*Exercise*:
All lines holding the string "在此我提出转正申请" are to be shown.

(Source records)
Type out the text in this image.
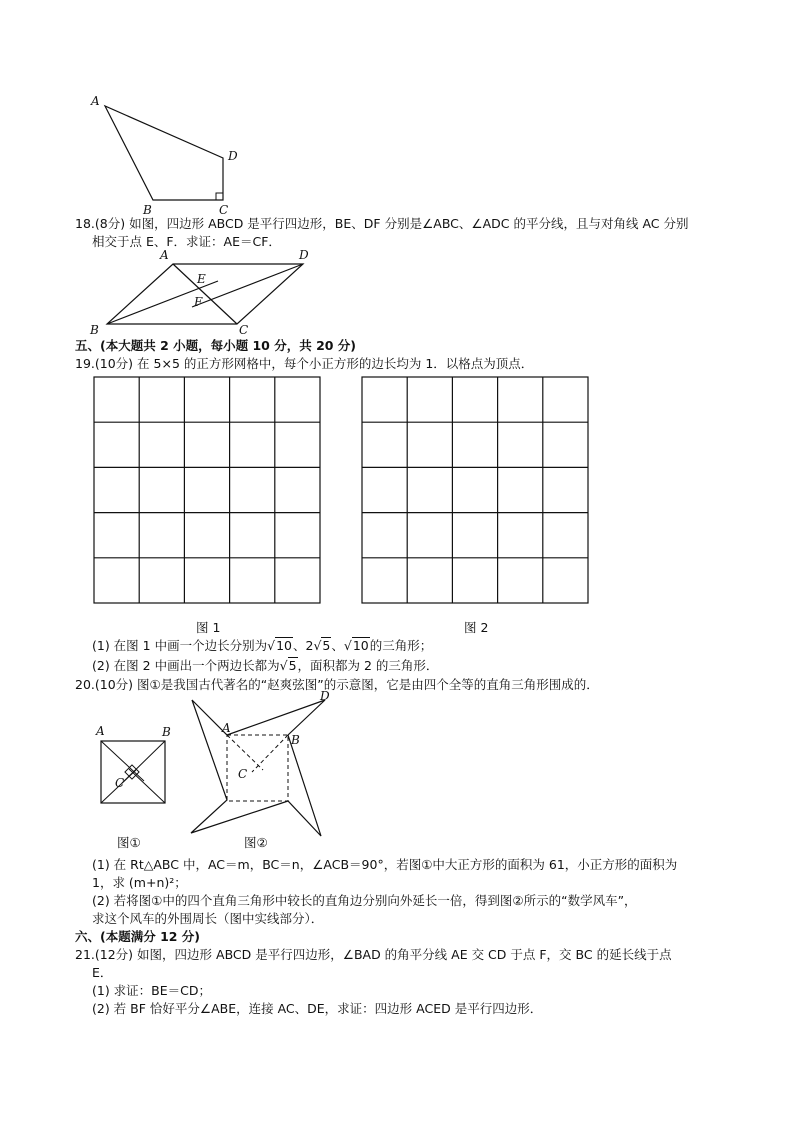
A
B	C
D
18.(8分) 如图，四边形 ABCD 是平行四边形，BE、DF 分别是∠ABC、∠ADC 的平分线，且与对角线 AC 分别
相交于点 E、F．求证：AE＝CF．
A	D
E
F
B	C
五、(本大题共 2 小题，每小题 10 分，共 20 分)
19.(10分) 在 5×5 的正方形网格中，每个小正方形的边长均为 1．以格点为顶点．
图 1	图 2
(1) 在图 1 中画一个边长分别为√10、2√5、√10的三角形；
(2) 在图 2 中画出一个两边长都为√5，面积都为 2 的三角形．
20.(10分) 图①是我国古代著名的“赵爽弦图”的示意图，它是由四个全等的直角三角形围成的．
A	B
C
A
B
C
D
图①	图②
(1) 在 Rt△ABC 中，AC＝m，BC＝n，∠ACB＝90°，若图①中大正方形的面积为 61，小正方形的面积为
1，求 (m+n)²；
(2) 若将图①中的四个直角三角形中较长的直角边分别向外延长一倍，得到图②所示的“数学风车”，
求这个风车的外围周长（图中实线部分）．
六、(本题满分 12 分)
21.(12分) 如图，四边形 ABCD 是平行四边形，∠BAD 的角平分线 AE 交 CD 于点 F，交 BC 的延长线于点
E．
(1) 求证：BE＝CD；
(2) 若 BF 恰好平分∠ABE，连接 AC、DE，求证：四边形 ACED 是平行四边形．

...

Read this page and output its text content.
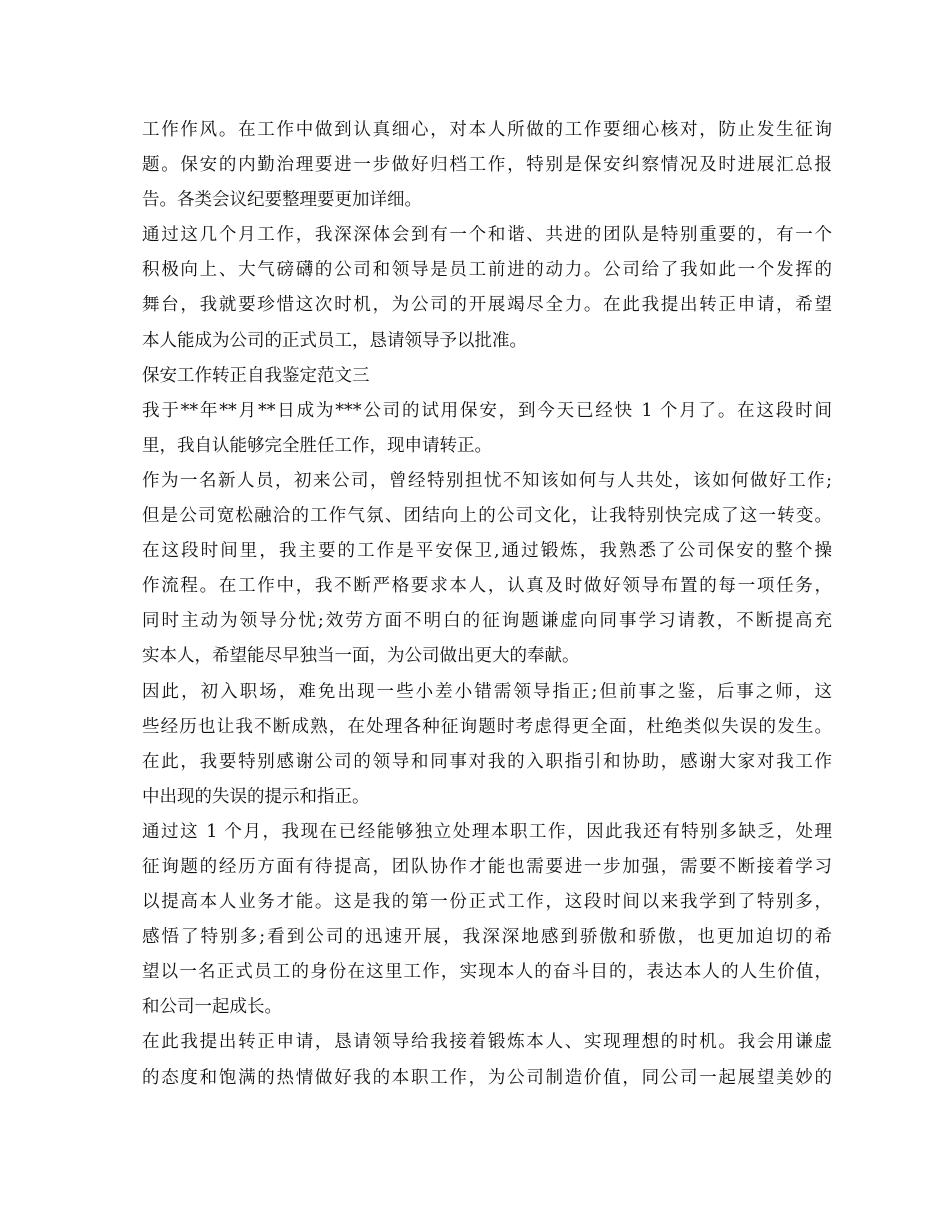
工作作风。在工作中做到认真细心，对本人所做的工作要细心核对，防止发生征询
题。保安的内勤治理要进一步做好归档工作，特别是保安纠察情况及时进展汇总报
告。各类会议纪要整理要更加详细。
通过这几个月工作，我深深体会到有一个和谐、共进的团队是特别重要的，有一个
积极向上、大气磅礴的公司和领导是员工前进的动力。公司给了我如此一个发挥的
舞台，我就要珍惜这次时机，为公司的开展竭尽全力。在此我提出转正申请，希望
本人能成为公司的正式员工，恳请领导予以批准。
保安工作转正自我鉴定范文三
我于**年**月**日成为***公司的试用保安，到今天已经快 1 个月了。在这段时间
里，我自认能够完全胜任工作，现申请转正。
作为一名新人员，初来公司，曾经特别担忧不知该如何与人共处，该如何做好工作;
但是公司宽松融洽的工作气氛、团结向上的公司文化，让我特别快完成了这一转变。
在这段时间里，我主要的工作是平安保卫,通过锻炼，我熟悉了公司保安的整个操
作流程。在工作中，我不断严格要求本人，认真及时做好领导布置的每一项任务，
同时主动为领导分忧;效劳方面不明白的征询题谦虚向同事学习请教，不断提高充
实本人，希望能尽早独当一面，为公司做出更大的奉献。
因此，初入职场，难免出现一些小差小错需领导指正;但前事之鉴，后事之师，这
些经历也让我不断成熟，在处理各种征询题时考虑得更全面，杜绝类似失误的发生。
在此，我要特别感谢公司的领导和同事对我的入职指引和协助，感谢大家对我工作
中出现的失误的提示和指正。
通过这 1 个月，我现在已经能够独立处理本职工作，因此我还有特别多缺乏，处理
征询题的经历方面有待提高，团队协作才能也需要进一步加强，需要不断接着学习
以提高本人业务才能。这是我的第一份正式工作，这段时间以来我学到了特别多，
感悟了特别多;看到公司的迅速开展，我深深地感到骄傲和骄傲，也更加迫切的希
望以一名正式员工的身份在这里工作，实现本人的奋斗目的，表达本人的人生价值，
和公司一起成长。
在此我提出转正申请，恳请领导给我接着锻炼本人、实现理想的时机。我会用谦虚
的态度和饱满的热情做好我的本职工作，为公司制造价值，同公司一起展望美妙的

*Reply to the task*:
舞台，我就要珍惜这次时机，为公司的开展竭尽全力。在此我提出转正申请，希望
在此我提出转正申请，恳请领导给我接着锻炼本人、实现理想的时机。我会用谦虚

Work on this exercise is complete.